• [Things to do]
**A.** In the LHWCA passage, rewrite the paragraph beginning "It therefore becomes important" as a shorter paragraph that keeps its main facts.
**B.** In the LHWCA passage, set down the words from "The majority of" to "of statutory construction.", with no changes.
** Passage to read follows **
If a person entitled to compensation enters into a third-party settlement for an amount less than the compensation due under LHWCA, then he or she is required to seek the employer’s written approval of the settlement or risk forfeiture of the right to benefits. See Section 33(g) of the Act, 33 U.S.C. § 933(g).3 The purpose of § 33(g) is “to protect the employer against the employee’s entering an inordinately low settlement, which would deprive the employer of a proper set-off under section 33(f).” Cretan, 1 F.3d at 846.

It therefore becomes important to understand the interrelationship between subsections (f) and (g) of 33 U.S.C. § 933. Both subsections (f) and (g) begin with identical language-namely, “[i]f the person entitled to compensation”-which attaches a condition precedent to the operation of each subsection. If the person is not a statutory “person entitled to compensation” under § 33 of the Act, then subsections (f) and (g) do not apply. However, if the person is a “person entitled to compensation” under the Act, then subsections (f) and (g) operate to protect the employer from the person entering into an inordinately low settlement with a third party, see 33 U.S.C. § 933(g), and require the employer to pay only the excess of statutory compensation over the net amount recovered against such third parties, see 33 U.S.C. § 933(f).

The key question for decision here is whether we should give the same interpretation to the phrase “person entitled to compensation” in § 33(f) as did the Supreme Court when it interpreted the same language in § 33(g) in Ingalls Shipbuilding, Inc. v. Director, OWCP [Yates], 519 U.S. 248, 117 S.Ct. 796, 136 L.Ed.2d 736 (1997). In Yates, the Court held that “before an injured worker’s death, the worker’s spouse is not a ‘person entitled to compensation’ for death benefits within the meaning of LHWCA § 33(g), and does not forfeit the right to collect death benefits under the Act for failure to obtain the worker’s employer’s approval of settlements entered into before the worker’s death.” 519 U.S. at 261-262, 117 S.Ct. 796.

The majority of the Board refused to extend the Court’s interpretation of the language “person entitled to compensation” to identical language in § 33(f); one Board member dissented, concluding that Mrs. Taylor was not a “person entitled to compensation” under § 33(f) when she joined the settlement agreements with third parties because her husband was still alive. Petitioner contends that the majority’s decision was error, and she urges us to accept the dissenting Board member’s rationale and, therefore, to extend the Court’s interpretation of the phrase “person entitled to compensation” in § 33(g) to [1238]*1238the credit provision in § 33(f)- The issue is squarely joined and we must meet this question of statutory construction.
** End of Passage to read **
** Recorded information follows **
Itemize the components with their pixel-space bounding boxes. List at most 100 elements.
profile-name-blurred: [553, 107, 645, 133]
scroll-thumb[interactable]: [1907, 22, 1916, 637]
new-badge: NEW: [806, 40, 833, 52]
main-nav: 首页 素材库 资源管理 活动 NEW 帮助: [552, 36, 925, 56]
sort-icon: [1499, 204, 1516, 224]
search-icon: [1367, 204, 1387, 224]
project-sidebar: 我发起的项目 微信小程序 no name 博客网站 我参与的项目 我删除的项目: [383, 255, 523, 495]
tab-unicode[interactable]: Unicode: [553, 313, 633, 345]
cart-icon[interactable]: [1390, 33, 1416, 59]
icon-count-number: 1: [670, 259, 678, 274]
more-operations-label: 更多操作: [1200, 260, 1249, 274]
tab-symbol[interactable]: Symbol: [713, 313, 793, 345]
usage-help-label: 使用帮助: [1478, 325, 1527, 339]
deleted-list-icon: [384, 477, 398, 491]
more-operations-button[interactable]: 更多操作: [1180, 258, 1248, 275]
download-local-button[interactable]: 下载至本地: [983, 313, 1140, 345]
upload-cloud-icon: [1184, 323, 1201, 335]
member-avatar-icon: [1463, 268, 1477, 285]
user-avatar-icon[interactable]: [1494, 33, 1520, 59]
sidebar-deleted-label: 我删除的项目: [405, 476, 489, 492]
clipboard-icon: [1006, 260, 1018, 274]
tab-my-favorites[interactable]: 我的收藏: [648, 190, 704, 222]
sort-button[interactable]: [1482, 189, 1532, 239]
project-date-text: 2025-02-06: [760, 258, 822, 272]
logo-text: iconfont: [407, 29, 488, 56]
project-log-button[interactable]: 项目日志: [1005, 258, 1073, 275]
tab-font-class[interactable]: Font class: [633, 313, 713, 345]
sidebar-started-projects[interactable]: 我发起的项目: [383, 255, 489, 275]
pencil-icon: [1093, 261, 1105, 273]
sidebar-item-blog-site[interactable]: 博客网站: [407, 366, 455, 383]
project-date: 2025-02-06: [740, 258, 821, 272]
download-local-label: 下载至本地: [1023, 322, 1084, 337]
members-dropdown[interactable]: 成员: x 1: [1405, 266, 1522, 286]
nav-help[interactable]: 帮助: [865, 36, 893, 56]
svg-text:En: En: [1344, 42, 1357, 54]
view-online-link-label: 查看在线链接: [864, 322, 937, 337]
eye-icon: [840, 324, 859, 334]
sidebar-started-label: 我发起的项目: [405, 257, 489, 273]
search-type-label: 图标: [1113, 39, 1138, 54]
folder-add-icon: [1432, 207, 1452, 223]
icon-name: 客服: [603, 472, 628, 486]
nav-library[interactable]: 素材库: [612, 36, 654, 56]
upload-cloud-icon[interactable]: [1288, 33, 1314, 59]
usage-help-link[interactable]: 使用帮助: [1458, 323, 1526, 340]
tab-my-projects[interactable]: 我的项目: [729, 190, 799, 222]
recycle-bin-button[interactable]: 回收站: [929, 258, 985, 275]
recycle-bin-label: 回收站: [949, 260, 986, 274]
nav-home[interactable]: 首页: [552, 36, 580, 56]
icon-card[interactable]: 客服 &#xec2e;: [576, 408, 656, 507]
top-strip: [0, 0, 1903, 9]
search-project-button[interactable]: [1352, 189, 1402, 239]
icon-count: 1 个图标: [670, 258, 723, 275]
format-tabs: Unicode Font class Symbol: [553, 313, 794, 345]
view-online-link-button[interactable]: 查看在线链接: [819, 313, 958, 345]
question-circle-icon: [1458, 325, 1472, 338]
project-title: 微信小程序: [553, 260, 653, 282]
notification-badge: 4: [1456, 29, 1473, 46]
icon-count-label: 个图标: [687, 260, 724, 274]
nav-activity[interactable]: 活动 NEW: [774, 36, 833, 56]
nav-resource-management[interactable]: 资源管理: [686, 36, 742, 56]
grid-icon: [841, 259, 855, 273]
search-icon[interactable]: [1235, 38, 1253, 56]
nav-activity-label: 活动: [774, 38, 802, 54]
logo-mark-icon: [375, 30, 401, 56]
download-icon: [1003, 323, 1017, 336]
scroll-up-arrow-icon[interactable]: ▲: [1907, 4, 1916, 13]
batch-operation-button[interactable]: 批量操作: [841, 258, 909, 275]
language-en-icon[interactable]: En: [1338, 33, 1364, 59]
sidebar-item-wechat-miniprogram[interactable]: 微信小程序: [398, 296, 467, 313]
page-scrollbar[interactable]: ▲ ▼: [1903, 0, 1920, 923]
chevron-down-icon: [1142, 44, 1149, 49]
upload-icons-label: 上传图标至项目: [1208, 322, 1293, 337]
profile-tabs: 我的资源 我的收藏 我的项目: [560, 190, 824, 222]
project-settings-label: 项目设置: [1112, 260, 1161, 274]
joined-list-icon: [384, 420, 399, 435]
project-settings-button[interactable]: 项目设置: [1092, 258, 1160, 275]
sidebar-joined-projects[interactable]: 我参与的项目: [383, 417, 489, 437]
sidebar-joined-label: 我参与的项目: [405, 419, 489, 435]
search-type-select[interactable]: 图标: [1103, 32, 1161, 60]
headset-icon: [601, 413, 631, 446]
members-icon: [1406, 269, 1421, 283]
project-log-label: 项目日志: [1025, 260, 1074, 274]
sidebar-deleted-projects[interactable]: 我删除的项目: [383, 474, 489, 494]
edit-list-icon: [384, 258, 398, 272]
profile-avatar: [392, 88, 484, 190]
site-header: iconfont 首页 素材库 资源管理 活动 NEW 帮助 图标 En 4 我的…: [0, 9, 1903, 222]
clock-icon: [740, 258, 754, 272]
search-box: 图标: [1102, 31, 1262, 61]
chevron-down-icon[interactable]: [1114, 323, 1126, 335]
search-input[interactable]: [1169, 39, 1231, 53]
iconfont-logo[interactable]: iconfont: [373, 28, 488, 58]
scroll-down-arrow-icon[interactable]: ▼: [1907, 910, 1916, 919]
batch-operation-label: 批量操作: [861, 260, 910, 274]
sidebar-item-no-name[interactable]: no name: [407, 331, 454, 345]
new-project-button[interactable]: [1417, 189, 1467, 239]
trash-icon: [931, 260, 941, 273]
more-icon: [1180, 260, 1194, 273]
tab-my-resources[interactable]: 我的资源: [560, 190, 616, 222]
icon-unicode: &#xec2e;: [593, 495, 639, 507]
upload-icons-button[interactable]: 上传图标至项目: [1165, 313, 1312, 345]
** End of Recorded information **
• [Answers to the tasks]
**A.** Subsections (f) and (g) of 33 U.S.C. § 933 both open with the same condition: "[i]f the person entitled to compensation." If someone is not a statutory "person entitled to compensation" under § 33, neither subsection applies. If the person is, § 33(g) protects the employer from an inordinately low third-party settlement. Section 33(f) then requires the employer to pay only the amount by which statutory compensation exceeds the net recovery from third parties.

**B.**
The majority of the Board refused to extend the Court’s interpretation of the language “person entitled to compensation” to identical language in § 33(f); one Board member dissented, concluding that Mrs. Taylor was not a “person entitled to compensation” under § 33(f) when she joined the settlement agreements with third parties because her husband was still alive. Petitioner contends that the majority’s decision was error, and she urges us to accept the dissenting Board member’s rationale and, therefore, to extend the Court’s interpretation of the phrase “person entitled to compensation” in § 33(g) to [1238]*1238the credit provision in § 33(f)- The issue is squarely joined and we must meet this question of statutory construction.